Stored records:
— Start —
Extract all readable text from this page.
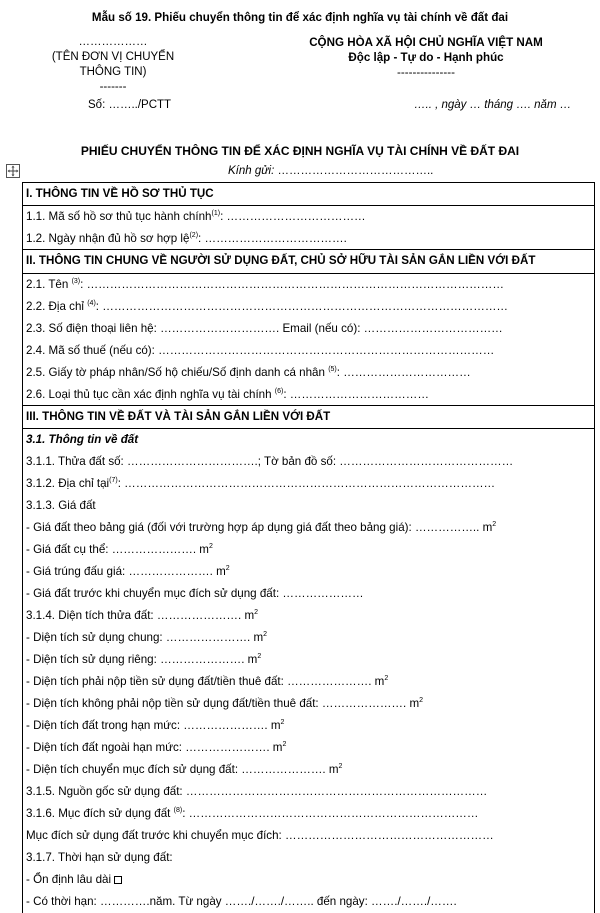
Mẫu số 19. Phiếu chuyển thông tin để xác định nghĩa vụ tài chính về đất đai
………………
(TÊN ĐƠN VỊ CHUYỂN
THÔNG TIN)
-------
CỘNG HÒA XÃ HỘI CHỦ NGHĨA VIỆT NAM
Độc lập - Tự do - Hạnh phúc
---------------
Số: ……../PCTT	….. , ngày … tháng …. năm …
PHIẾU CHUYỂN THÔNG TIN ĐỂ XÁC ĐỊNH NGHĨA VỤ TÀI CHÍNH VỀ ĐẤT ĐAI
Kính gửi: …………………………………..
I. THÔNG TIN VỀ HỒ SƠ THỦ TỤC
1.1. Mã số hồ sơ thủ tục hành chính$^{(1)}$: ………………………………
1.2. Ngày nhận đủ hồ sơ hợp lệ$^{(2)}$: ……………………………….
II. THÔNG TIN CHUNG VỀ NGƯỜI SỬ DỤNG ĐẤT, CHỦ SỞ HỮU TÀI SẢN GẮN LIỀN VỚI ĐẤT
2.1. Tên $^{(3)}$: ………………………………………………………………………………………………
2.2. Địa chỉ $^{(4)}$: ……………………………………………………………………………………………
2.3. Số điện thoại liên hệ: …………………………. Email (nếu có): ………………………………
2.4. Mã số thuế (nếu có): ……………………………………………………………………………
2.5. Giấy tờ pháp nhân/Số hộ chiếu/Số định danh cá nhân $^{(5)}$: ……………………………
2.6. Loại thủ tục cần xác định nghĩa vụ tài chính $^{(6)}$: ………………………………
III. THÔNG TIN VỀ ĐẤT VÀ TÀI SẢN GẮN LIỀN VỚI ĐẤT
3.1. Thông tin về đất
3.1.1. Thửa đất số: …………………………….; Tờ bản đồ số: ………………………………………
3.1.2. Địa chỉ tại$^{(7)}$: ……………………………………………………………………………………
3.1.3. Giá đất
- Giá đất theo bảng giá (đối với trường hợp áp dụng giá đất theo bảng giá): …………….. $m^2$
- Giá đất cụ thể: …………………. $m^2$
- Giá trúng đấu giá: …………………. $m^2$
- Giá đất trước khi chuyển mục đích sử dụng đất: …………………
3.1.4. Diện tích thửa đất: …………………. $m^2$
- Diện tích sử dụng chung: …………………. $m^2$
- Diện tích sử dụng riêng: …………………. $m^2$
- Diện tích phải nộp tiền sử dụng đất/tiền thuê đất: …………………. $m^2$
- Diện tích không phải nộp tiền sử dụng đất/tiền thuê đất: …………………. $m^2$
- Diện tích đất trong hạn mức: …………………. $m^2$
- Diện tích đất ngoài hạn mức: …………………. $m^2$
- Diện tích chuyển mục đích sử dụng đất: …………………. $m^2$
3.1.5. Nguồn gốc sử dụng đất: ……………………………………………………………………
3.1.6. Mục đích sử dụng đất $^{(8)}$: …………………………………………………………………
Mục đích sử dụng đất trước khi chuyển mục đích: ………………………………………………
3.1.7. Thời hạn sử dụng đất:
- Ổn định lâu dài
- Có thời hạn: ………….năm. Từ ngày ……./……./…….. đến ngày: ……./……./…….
— End —
Direction:
Except for the pictures, print the data above exactly.

Answer to the problem:
Extract all readable text from this page.
Mẫu số 19. Phiếu chuyển thông tin để xác định nghĩa vụ tài chính về đất đai
………………
(TÊN ĐƠN VỊ CHUYỂN
THÔNG TIN)
-------
CỘNG HÒA XÃ HỘI CHỦ NGHĨA VIỆT NAM
Độc lập - Tự do - Hạnh phúc
---------------
Số: ……../PCTT	….. , ngày … tháng …. năm …
PHIẾU CHUYỂN THÔNG TIN ĐỂ XÁC ĐỊNH NGHĨA VỤ TÀI CHÍNH VỀ ĐẤT ĐAI
Kính gửi: …………………………………..
I. THÔNG TIN VỀ HỒ SƠ THỦ TỤC
1.1. Mã số hồ sơ thủ tục hành chính$^{(1)}$: ………………………………
1.2. Ngày nhận đủ hồ sơ hợp lệ$^{(2)}$: ……………………………….
II. THÔNG TIN CHUNG VỀ NGƯỜI SỬ DỤNG ĐẤT, CHỦ SỞ HỮU TÀI SẢN GẮN LIỀN VỚI ĐẤT
2.1. Tên $^{(3)}$: ………………………………………………………………………………………………
2.2. Địa chỉ $^{(4)}$: ……………………………………………………………………………………………
2.3. Số điện thoại liên hệ: …………………………. Email (nếu có): ………………………………
2.4. Mã số thuế (nếu có): ……………………………………………………………………………
2.5. Giấy tờ pháp nhân/Số hộ chiếu/Số định danh cá nhân $^{(5)}$: ……………………………
2.6. Loại thủ tục cần xác định nghĩa vụ tài chính $^{(6)}$: ………………………………
III. THÔNG TIN VỀ ĐẤT VÀ TÀI SẢN GẮN LIỀN VỚI ĐẤT
3.1. Thông tin về đất
3.1.1. Thửa đất số: …………………………….; Tờ bản đồ số: ………………………………………
3.1.2. Địa chỉ tại$^{(7)}$: ……………………………………………………………………………………
3.1.3. Giá đất
- Giá đất theo bảng giá (đối với trường hợp áp dụng giá đất theo bảng giá): …………….. $m^2$
- Giá đất cụ thể: …………………. $m^2$
- Giá trúng đấu giá: …………………. $m^2$
- Giá đất trước khi chuyển mục đích sử dụng đất: …………………
3.1.4. Diện tích thửa đất: …………………. $m^2$
- Diện tích sử dụng chung: …………………. $m^2$
- Diện tích sử dụng riêng: …………………. $m^2$
- Diện tích phải nộp tiền sử dụng đất/tiền thuê đất: …………………. $m^2$
- Diện tích không phải nộp tiền sử dụng đất/tiền thuê đất: …………………. $m^2$
- Diện tích đất trong hạn mức: …………………. $m^2$
- Diện tích đất ngoài hạn mức: …………………. $m^2$
- Diện tích chuyển mục đích sử dụng đất: …………………. $m^2$
3.1.5. Nguồn gốc sử dụng đất: ……………………………………………………………………
3.1.6. Mục đích sử dụng đất $^{(8)}$: …………………………………………………………………
Mục đích sử dụng đất trước khi chuyển mục đích: ………………………………………………
3.1.7. Thời hạn sử dụng đất:
- Ổn định lâu dài
- Có thời hạn: ………….năm. Từ ngày ……./……./…….. đến ngày: ……./……./…….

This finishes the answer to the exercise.